═════ DATA SHOWN

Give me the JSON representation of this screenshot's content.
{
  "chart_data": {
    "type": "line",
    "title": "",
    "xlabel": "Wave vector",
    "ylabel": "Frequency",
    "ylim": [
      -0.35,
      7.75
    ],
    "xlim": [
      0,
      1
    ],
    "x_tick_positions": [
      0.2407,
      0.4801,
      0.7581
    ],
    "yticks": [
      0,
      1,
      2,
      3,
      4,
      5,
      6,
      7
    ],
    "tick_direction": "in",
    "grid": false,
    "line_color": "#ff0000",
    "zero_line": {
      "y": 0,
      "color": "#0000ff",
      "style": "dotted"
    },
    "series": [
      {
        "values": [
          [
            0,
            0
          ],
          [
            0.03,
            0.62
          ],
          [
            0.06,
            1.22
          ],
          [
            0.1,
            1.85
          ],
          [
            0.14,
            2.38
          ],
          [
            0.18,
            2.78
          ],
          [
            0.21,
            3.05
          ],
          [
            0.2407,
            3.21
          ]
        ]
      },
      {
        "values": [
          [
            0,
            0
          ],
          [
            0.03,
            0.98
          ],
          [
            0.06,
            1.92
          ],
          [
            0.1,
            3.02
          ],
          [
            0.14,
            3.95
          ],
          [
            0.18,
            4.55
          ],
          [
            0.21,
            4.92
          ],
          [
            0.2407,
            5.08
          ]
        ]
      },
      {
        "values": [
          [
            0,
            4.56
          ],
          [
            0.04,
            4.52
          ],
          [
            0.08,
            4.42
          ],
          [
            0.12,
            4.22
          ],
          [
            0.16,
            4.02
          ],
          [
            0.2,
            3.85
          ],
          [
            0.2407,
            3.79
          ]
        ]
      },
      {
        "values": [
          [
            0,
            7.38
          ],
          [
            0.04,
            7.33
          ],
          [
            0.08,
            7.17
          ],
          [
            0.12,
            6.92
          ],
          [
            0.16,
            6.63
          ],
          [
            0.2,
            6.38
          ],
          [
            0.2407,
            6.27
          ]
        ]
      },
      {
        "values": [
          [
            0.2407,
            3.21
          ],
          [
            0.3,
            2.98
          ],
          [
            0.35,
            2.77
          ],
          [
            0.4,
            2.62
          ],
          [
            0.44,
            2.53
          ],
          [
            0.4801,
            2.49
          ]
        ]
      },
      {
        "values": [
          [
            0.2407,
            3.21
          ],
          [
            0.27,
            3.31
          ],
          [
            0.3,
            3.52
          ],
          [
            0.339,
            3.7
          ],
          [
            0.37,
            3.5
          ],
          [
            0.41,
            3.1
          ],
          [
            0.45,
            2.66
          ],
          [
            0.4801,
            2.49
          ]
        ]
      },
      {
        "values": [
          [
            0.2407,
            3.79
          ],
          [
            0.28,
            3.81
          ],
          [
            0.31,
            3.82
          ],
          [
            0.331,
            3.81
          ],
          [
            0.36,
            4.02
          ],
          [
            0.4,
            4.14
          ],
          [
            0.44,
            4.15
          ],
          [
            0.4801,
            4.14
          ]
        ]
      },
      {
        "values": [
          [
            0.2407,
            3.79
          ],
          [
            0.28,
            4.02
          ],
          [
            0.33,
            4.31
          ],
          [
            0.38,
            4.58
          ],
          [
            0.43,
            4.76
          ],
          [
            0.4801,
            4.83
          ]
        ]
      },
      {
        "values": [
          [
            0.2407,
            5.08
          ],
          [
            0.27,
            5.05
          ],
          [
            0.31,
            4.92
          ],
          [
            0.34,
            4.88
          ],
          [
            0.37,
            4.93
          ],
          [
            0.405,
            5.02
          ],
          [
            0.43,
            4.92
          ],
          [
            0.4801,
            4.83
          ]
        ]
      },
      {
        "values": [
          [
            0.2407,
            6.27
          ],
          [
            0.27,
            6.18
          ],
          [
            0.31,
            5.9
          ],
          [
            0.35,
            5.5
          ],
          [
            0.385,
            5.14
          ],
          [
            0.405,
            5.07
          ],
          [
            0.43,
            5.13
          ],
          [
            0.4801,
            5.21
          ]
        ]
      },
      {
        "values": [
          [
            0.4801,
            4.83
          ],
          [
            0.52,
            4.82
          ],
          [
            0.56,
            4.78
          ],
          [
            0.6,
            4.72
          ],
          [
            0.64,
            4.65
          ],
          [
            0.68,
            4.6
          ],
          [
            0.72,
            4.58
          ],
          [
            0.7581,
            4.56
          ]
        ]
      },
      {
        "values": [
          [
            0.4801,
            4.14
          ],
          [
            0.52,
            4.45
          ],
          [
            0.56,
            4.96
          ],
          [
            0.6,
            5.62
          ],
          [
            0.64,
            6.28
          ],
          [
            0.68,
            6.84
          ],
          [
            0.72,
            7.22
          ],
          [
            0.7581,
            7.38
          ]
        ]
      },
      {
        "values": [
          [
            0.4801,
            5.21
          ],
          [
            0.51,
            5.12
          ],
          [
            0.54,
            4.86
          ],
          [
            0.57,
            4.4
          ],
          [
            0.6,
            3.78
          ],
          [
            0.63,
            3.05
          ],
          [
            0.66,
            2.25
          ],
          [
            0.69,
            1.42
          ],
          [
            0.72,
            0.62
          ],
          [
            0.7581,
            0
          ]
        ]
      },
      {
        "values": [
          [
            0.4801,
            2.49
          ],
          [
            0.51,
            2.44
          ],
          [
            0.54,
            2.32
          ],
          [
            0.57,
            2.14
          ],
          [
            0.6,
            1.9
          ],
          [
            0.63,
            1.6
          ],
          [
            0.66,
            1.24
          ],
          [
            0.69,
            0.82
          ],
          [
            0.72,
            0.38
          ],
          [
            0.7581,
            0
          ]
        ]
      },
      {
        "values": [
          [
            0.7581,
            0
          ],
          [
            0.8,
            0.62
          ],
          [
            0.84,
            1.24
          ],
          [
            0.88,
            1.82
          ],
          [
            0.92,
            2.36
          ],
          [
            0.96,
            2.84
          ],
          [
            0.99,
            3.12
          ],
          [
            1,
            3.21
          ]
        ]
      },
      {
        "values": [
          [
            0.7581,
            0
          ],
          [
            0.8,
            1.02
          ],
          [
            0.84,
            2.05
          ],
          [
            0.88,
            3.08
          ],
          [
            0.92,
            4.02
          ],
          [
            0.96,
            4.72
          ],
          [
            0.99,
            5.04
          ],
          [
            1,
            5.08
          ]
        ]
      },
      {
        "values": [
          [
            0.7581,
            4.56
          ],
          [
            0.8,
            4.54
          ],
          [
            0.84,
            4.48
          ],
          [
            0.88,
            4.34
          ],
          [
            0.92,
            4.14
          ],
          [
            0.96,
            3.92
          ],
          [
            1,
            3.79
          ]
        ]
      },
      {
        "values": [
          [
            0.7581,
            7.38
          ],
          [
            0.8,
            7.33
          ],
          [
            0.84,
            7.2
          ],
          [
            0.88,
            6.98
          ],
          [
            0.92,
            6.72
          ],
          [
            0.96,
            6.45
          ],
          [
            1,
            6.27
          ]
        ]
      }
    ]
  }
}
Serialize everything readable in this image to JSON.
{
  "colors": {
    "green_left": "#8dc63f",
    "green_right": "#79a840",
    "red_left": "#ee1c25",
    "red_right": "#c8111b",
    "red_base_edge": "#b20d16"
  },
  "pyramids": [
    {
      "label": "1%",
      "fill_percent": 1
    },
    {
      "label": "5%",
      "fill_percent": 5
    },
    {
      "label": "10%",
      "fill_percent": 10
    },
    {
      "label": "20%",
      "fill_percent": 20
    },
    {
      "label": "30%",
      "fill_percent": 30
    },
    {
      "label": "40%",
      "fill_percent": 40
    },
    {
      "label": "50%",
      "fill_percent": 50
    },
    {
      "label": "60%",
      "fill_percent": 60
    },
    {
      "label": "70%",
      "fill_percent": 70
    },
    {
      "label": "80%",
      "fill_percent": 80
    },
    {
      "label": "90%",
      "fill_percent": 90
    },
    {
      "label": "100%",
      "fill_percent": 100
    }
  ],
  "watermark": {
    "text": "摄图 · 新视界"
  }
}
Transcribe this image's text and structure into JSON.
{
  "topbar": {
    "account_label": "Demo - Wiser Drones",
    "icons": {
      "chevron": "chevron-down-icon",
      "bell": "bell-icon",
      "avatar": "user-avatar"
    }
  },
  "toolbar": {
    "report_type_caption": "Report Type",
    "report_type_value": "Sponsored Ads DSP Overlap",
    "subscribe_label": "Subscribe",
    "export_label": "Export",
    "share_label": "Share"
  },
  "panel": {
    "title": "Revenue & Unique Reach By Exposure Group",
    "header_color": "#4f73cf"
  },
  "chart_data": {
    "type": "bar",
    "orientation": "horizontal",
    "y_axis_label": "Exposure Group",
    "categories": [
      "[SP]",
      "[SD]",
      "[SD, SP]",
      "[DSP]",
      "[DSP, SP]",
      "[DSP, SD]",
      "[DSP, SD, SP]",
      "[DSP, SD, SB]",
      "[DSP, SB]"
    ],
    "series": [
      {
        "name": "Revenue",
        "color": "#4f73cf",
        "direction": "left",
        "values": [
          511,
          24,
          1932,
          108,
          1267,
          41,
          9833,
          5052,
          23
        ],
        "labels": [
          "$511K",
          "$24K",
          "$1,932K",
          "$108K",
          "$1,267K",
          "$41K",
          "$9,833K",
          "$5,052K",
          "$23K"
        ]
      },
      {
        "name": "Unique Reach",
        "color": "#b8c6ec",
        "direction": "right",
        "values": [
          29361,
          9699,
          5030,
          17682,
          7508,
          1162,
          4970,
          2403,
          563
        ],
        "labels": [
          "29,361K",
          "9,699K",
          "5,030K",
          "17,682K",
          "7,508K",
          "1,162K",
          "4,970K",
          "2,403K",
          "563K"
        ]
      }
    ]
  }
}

══════════

Show the lines of the material that contain the word "Unique".

    "title": "Revenue & Unique Reach By Exposure Group",
        "name": "Unique Reach",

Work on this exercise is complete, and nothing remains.